◆ Given instruction
All the data should come back exactly as it was given.

◆ Stored data
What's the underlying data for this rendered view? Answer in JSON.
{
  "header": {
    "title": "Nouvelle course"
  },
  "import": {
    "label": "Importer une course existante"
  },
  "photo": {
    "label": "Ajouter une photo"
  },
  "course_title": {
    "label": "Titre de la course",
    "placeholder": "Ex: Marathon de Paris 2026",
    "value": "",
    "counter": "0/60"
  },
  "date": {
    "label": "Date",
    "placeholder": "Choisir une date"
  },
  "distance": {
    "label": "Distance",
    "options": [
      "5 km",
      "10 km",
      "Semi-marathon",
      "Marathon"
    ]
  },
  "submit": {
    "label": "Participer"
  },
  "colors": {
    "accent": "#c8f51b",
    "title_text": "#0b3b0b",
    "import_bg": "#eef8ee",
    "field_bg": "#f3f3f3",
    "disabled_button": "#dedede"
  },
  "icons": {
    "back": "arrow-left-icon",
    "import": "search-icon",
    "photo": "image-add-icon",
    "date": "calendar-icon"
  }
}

◆ Problem solution
What's the underlying data for this rendered view? Answer in JSON.
{
  "header": {
    "title": "Nouvelle course"
  },
  "import": {
    "label": "Importer une course existante"
  },
  "photo": {
    "label": "Ajouter une photo"
  },
  "course_title": {
    "label": "Titre de la course",
    "placeholder": "Ex: Marathon de Paris 2026",
    "value": "",
    "counter": "0/60"
  },
  "date": {
    "label": "Date",
    "placeholder": "Choisir une date"
  },
  "distance": {
    "label": "Distance",
    "options": [
      "5 km",
      "10 km",
      "Semi-marathon",
      "Marathon"
    ]
  },
  "submit": {
    "label": "Participer"
  },
  "colors": {
    "accent": "#c8f51b",
    "title_text": "#0b3b0b",
    "import_bg": "#eef8ee",
    "field_bg": "#f3f3f3",
    "disabled_button": "#dedede"
  },
  "icons": {
    "back": "arrow-left-icon",
    "import": "search-icon",
    "photo": "image-add-icon",
    "date": "calendar-icon"
  }
}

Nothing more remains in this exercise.